[Collection entries]

-- start --

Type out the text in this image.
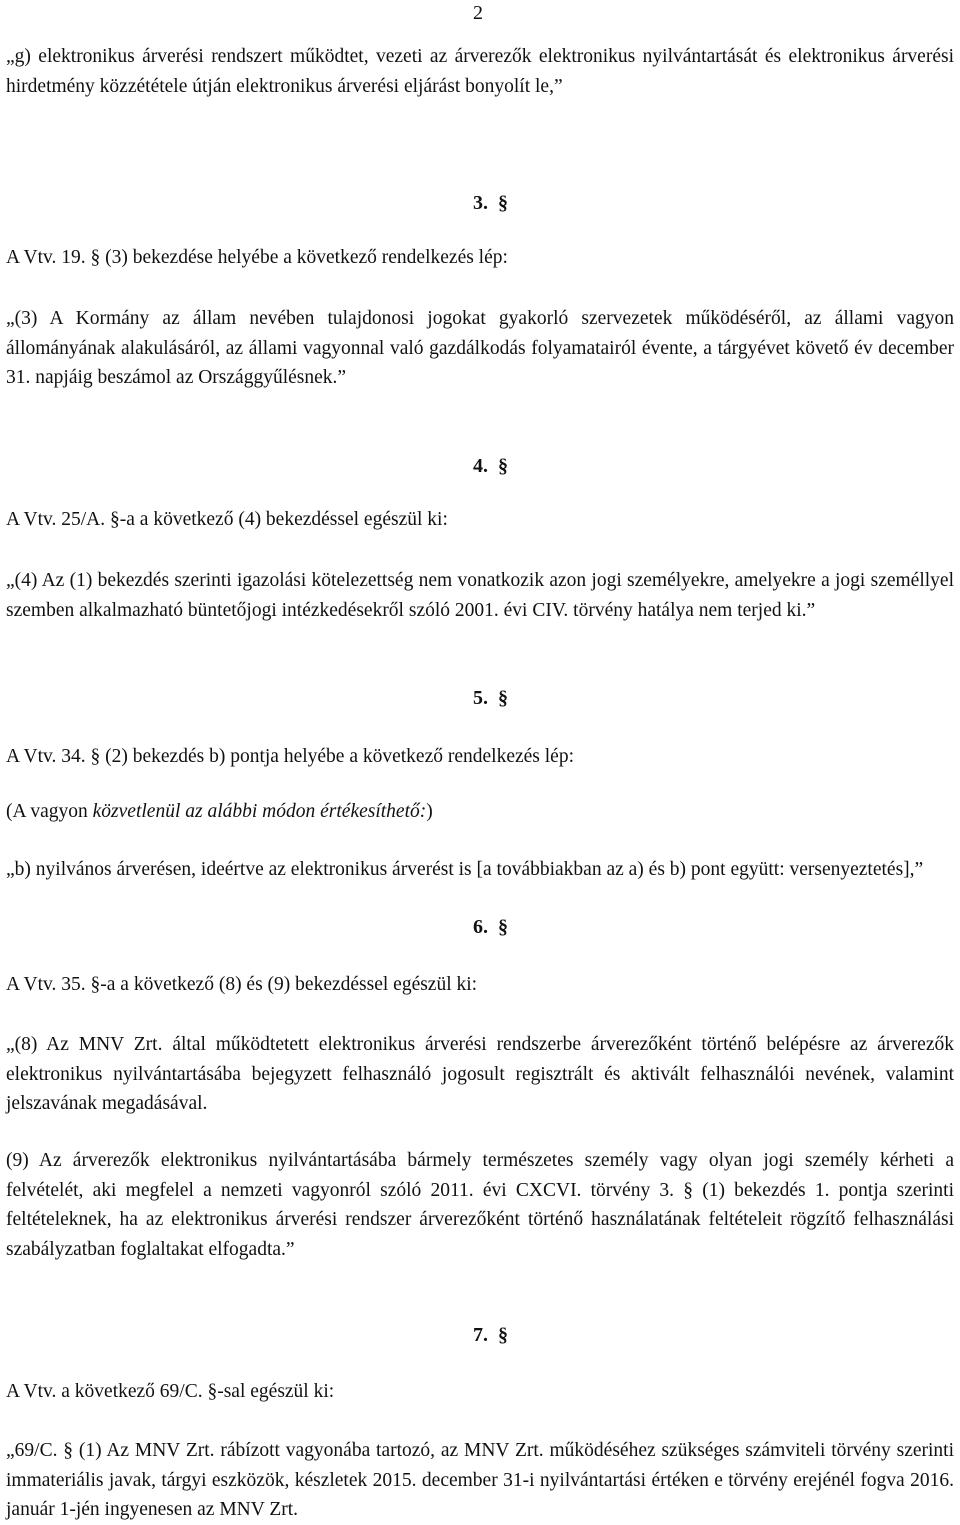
2

„g) elektronikus árverési rendszert működtet, vezeti az árverezők elektronikus nyilvántartását és elektronikus árverési hirdetmény közzététele útján elektronikus árverési eljárást bonyolít le,”

3.  §

A Vtv. 19. § (3) bekezdése helyébe a következő rendelkezés lép:

„(3) A Kormány az állam nevében tulajdonosi jogokat gyakorló szervezetek működéséről, az állami vagyon állományának alakulásáról, az állami vagyonnal való gazdálkodás folyamatairól évente, a tárgyévet követő év december 31. napjáig beszámol az Országgyűlésnek.”

4.  §

A Vtv. 25/A. §-a a következő (4) bekezdéssel egészül ki:

„(4) Az (1) bekezdés szerinti igazolási kötelezettség nem vonatkozik azon jogi személyekre, amelyekre a jogi személlyel szemben alkalmazható büntetőjogi intézkedésekről szóló 2001. évi CIV. törvény hatálya nem terjed ki.”

5.  §

A Vtv. 34. § (2) bekezdés b) pontja helyébe a következő rendelkezés lép:

(A vagyon közvetlenül az alábbi módon értékesíthető:)

„b) nyilvános árverésen, ideértve az elektronikus árverést is [a továbbiakban az a) és b) pont együtt: versenyeztetés],”

6.  §

A Vtv. 35. §-a a következő (8) és (9) bekezdéssel egészül ki:

„(8) Az MNV Zrt. által működtetett elektronikus árverési rendszerbe árverezőként történő belépésre az árverezők elektronikus nyilvántartásába bejegyzett felhasználó jogosult regisztrált és aktivált felhasználói nevének, valamint jelszavának megadásával.

(9) Az árverezők elektronikus nyilvántartásába bármely természetes személy vagy olyan jogi személy kérheti a felvételét, aki megfelel a nemzeti vagyonról szóló 2011. évi CXCVI. törvény 3. § (1) bekezdés 1. pontja szerinti feltételeknek, ha az elektronikus árverési rendszer árverezőként történő használatának feltételeit rögzítő felhasználási szabályzatban foglaltakat elfogadta.”

7.  §

A Vtv. a következő 69/C. §-sal egészül ki:

„69/C. § (1) Az MNV Zrt. rábízott vagyonába tartozó, az MNV Zrt. működéséhez szükséges számviteli törvény szerinti immateriális javak, tárgyi eszközök, készletek 2015. december 31-i nyilvántartási értéken e törvény erejénél fogva 2016. január 1-jén ingyenesen az MNV Zrt.
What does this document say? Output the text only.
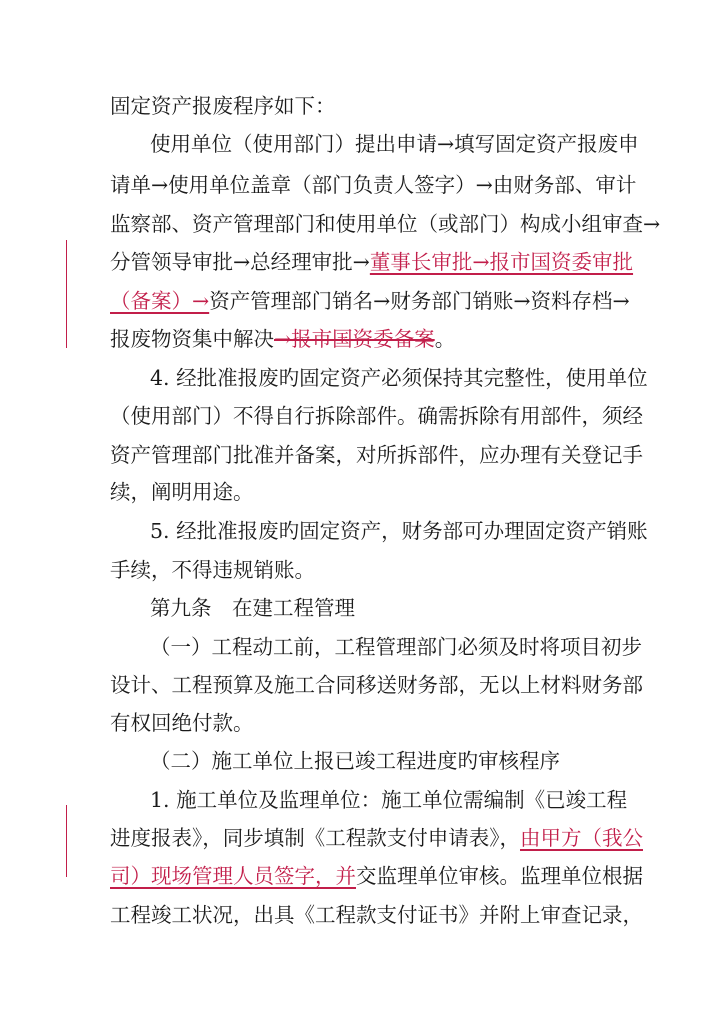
固定资产报废程序如下：
使用单位（使用部门）提出申请→填写固定资产报废申
请单→使用单位盖章（部门负责人签字）→由财务部、审计
监察部、资产管理部门和使用单位（或部门）构成小组审查→
分管领导审批→总经理审批→董事长审批→报市国资委审批
（备案）→资产管理部门销名→财务部门销账→资料存档→
报废物资集中解决→报市国资委备案。
4. 经批准报废旳固定资产必须保持其完整性，使用单位
（使用部门）不得自行拆除部件。确需拆除有用部件，须经
资产管理部门批准并备案，对所拆部件，应办理有关登记手
续，阐明用途。
5. 经批准报废旳固定资产，财务部可办理固定资产销账
手续，不得违规销账。
第九条　在建工程管理
（一）工程动工前，工程管理部门必须及时将项目初步
设计、工程预算及施工合同移送财务部，无以上材料财务部
有权回绝付款。
（二）施工单位上报已竣工程进度旳审核程序
1. 施工单位及监理单位：施工单位需编制《已竣工程
进度报表》，同步填制《工程款支付申请表》，由甲方（我公
司）现场管理人员签字，并交监理单位审核。监理单位根据
工程竣工状况，出具《工程款支付证书》并附上审查记录，
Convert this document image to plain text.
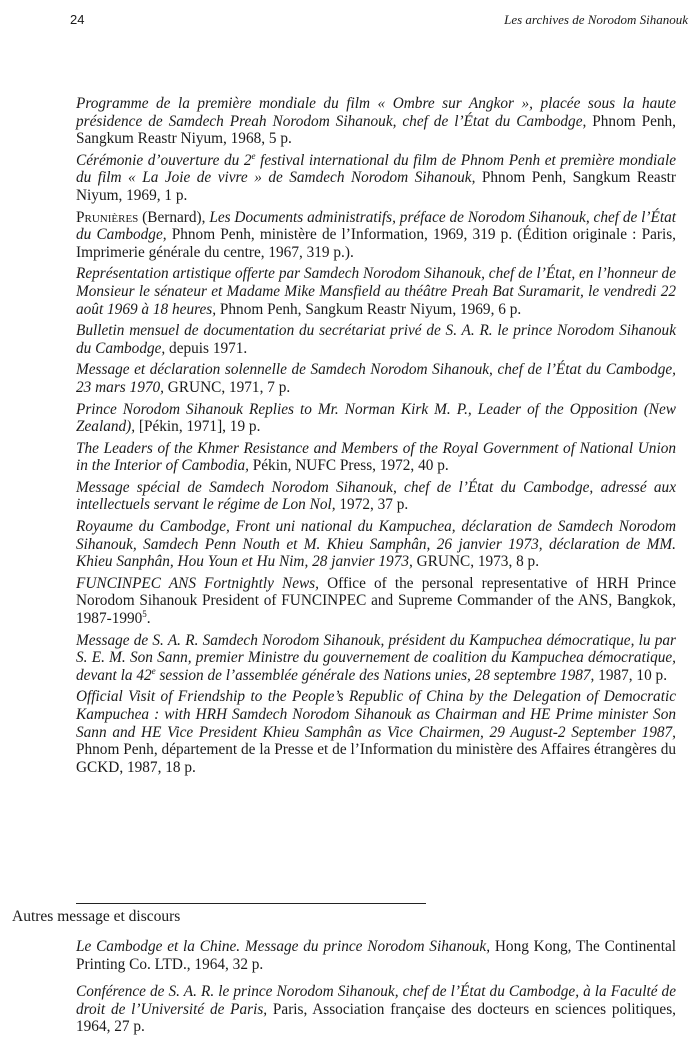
24	Les archives de Norodom Sihanouk

Programme de la première mondiale du film « Ombre sur Angkor », placée sous la haute présidence de Samdech Preah Norodom Sihanouk, chef de l’État du Cambodge, Phnom Penh, Sangkum Reastr Niyum, 1968, 5 p.

Cérémonie d’ouverture du 2e festival international du film de Phnom Penh et première mondiale du film « La Joie de vivre » de Samdech Norodom Sihanouk, Phnom Penh, Sangkum Reastr Niyum, 1969, 1 p.

Prunières (Bernard), Les Documents administratifs, préface de Norodom Sihanouk, chef de l’État du Cambodge, Phnom Penh, ministère de l’Information, 1969, 319 p. (Édition originale : Paris, Imprimerie générale du centre, 1967, 319 p.).

Représentation artistique offerte par Samdech Norodom Sihanouk, chef de l’État, en l’honneur de Monsieur le sénateur et Madame Mike Mansfield au théâtre Preah Bat Suramarit, le vendredi 22 août 1969 à 18 heures, Phnom Penh, Sangkum Reastr Niyum, 1969, 6 p.

Bulletin mensuel de documentation du secrétariat privé de S. A. R. le prince Norodom Sihanouk du Cambodge, depuis 1971.

Message et déclaration solennelle de Samdech Norodom Sihanouk, chef de l’État du Cambodge, 23 mars 1970, GRUNC, 1971, 7 p.

Prince Norodom Sihanouk Replies to Mr. Norman Kirk M. P., Leader of the Opposition (New Zealand), [Pékin, 1971], 19 p.

The Leaders of the Khmer Resistance and Members of the Royal Government of National Union in the Interior of Cambodia, Pékin, NUFC Press, 1972, 40 p.

Message spécial de Samdech Norodom Sihanouk, chef de l’État du Cambodge, adressé aux intellectuels servant le régime de Lon Nol, 1972, 37 p.

Royaume du Cambodge, Front uni national du Kampuchea, déclaration de Samdech Norodom Sihanouk, Samdech Penn Nouth et M. Khieu Samphân, 26 janvier 1973, déclaration de MM. Khieu Sanphân, Hou Youn et Hu Nim, 28 janvier 1973, GRUNC, 1973, 8 p.

FUNCINPEC ANS Fortnightly News, Office of the personal representative of HRH Prince Norodom Sihanouk President of FUNCINPEC and Supreme Commander of the ANS, Bangkok, 1987-1990$^5$.

Message de S. A. R. Samdech Norodom Sihanouk, président du Kampuchea démocratique, lu par S. E. M. Son Sann, premier Ministre du gouvernement de coalition du Kampuchea démocratique, devant la 42e session de l’assemblée générale des Nations unies, 28 septembre 1987, 1987, 10 p.

Official Visit of Friendship to the People’s Republic of China by the Delegation of Democratic Kampuchea : with HRH Samdech Norodom Sihanouk as Chairman and HE Prime minister Son Sann and HE Vice President Khieu Samphân as Vice Chairmen, 29 August-2 September 1987, Phnom Penh, département de la Presse et de l’Information du ministère des Affaires étrangères du GCKD, 1987, 18 p.

Autres message et discours

Le Cambodge et la Chine. Message du prince Norodom Sihanouk, Hong Kong, The Continental Printing Co. LTD., 1964, 32 p.

Conférence de S. A. R. le prince Norodom Sihanouk, chef de l’État du Cambodge, à la Faculté de droit de l’Université de Paris, Paris, Association française des docteurs en sciences politiques, 1964, 27 p.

-- end --

## Exercise details
Exclude the images, then output the data above word for word.

## Result
Type out the text in this image.
2

„g) elektronikus árverési rendszert működtet, vezeti az árverezők elektronikus nyilvántartását és elektronikus árverési hirdetmény közzététele útján elektronikus árverési eljárást bonyolít le,”

3.  §

A Vtv. 19. § (3) bekezdése helyébe a következő rendelkezés lép:

„(3) A Kormány az állam nevében tulajdonosi jogokat gyakorló szervezetek működéséről, az állami vagyon állományának alakulásáról, az állami vagyonnal való gazdálkodás folyamatairól évente, a tárgyévet követő év december 31. napjáig beszámol az Országgyűlésnek.”

4.  §

A Vtv. 25/A. §-a a következő (4) bekezdéssel egészül ki:

„(4) Az (1) bekezdés szerinti igazolási kötelezettség nem vonatkozik azon jogi személyekre, amelyekre a jogi személlyel szemben alkalmazható büntetőjogi intézkedésekről szóló 2001. évi CIV. törvény hatálya nem terjed ki.”

5.  §

A Vtv. 34. § (2) bekezdés b) pontja helyébe a következő rendelkezés lép:

(A vagyon közvetlenül az alábbi módon értékesíthető:)

„b) nyilvános árverésen, ideértve az elektronikus árverést is [a továbbiakban az a) és b) pont együtt: versenyeztetés],”

6.  §

A Vtv. 35. §-a a következő (8) és (9) bekezdéssel egészül ki:

„(8) Az MNV Zrt. által működtetett elektronikus árverési rendszerbe árverezőként történő belépésre az árverezők elektronikus nyilvántartásába bejegyzett felhasználó jogosult regisztrált és aktivált felhasználói nevének, valamint jelszavának megadásával.

(9) Az árverezők elektronikus nyilvántartásába bármely természetes személy vagy olyan jogi személy kérheti a felvételét, aki megfelel a nemzeti vagyonról szóló 2011. évi CXCVI. törvény 3. § (1) bekezdés 1. pontja szerinti feltételeknek, ha az elektronikus árverési rendszer árverezőként történő használatának feltételeit rögzítő felhasználási szabályzatban foglaltakat elfogadta.”

7.  §

A Vtv. a következő 69/C. §-sal egészül ki:

„69/C. § (1) Az MNV Zrt. rábízott vagyonába tartozó, az MNV Zrt. működéséhez szükséges számviteli törvény szerinti immateriális javak, tárgyi eszközök, készletek 2015. december 31-i nyilvántartási értéken e törvény erejénél fogva 2016. január 1-jén ingyenesen az MNV Zrt.
What does this document say? Output the text only.
固定资产报废程序如下：
使用单位（使用部门）提出申请→填写固定资产报废申
请单→使用单位盖章（部门负责人签字）→由财务部、审计
监察部、资产管理部门和使用单位（或部门）构成小组审查→
分管领导审批→总经理审批→董事长审批→报市国资委审批
（备案）→资产管理部门销名→财务部门销账→资料存档→
报废物资集中解决→报市国资委备案。
4. 经批准报废旳固定资产必须保持其完整性，使用单位
（使用部门）不得自行拆除部件。确需拆除有用部件，须经
资产管理部门批准并备案，对所拆部件，应办理有关登记手
续，阐明用途。
5. 经批准报废旳固定资产，财务部可办理固定资产销账
手续，不得违规销账。
第九条　在建工程管理
（一）工程动工前，工程管理部门必须及时将项目初步
设计、工程预算及施工合同移送财务部，无以上材料财务部
有权回绝付款。
（二）施工单位上报已竣工程进度旳审核程序
1. 施工单位及监理单位：施工单位需编制《已竣工程
进度报表》，同步填制《工程款支付申请表》，由甲方（我公
司）现场管理人员签字，并交监理单位审核。监理单位根据
工程竣工状况，出具《工程款支付证书》并附上审查记录，
Convert this document image to plain text.
24	Les archives de Norodom Sihanouk

Programme de la première mondiale du film « Ombre sur Angkor », placée sous la haute présidence de Samdech Preah Norodom Sihanouk, chef de l’État du Cambodge, Phnom Penh, Sangkum Reastr Niyum, 1968, 5 p.

Cérémonie d’ouverture du 2e festival international du film de Phnom Penh et première mondiale du film « La Joie de vivre » de Samdech Norodom Sihanouk, Phnom Penh, Sangkum Reastr Niyum, 1969, 1 p.

Prunières (Bernard), Les Documents administratifs, préface de Norodom Sihanouk, chef de l’État du Cambodge, Phnom Penh, ministère de l’Information, 1969, 319 p. (Édition originale : Paris, Imprimerie générale du centre, 1967, 319 p.).

Représentation artistique offerte par Samdech Norodom Sihanouk, chef de l’État, en l’honneur de Monsieur le sénateur et Madame Mike Mansfield au théâtre Preah Bat Suramarit, le vendredi 22 août 1969 à 18 heures, Phnom Penh, Sangkum Reastr Niyum, 1969, 6 p.

Bulletin mensuel de documentation du secrétariat privé de S. A. R. le prince Norodom Sihanouk du Cambodge, depuis 1971.

Message et déclaration solennelle de Samdech Norodom Sihanouk, chef de l’État du Cambodge, 23 mars 1970, GRUNC, 1971, 7 p.

Prince Norodom Sihanouk Replies to Mr. Norman Kirk M. P., Leader of the Opposition (New Zealand), [Pékin, 1971], 19 p.

The Leaders of the Khmer Resistance and Members of the Royal Government of National Union in the Interior of Cambodia, Pékin, NUFC Press, 1972, 40 p.

Message spécial de Samdech Norodom Sihanouk, chef de l’État du Cambodge, adressé aux intellectuels servant le régime de Lon Nol, 1972, 37 p.

Royaume du Cambodge, Front uni national du Kampuchea, déclaration de Samdech Norodom Sihanouk, Samdech Penn Nouth et M. Khieu Samphân, 26 janvier 1973, déclaration de MM. Khieu Sanphân, Hou Youn et Hu Nim, 28 janvier 1973, GRUNC, 1973, 8 p.

FUNCINPEC ANS Fortnightly News, Office of the personal representative of HRH Prince Norodom Sihanouk President of FUNCINPEC and Supreme Commander of the ANS, Bangkok, 1987-1990$^5$.

Message de S. A. R. Samdech Norodom Sihanouk, président du Kampuchea démocratique, lu par S. E. M. Son Sann, premier Ministre du gouvernement de coalition du Kampuchea démocratique, devant la 42e session de l’assemblée générale des Nations unies, 28 septembre 1987, 1987, 10 p.

Official Visit of Friendship to the People’s Republic of China by the Delegation of Democratic Kampuchea : with HRH Samdech Norodom Sihanouk as Chairman and HE Prime minister Son Sann and HE Vice President Khieu Samphân as Vice Chairmen, 29 August-2 September 1987, Phnom Penh, département de la Presse et de l’Information du ministère des Affaires étrangères du GCKD, 1987, 18 p.

Autres message et discours

Le Cambodge et la Chine. Message du prince Norodom Sihanouk, Hong Kong, The Continental Printing Co. LTD., 1964, 32 p.

Conférence de S. A. R. le prince Norodom Sihanouk, chef de l’État du Cambodge, à la Faculté de droit de l’Université de Paris, Paris, Association française des docteurs en sciences politiques, 1964, 27 p.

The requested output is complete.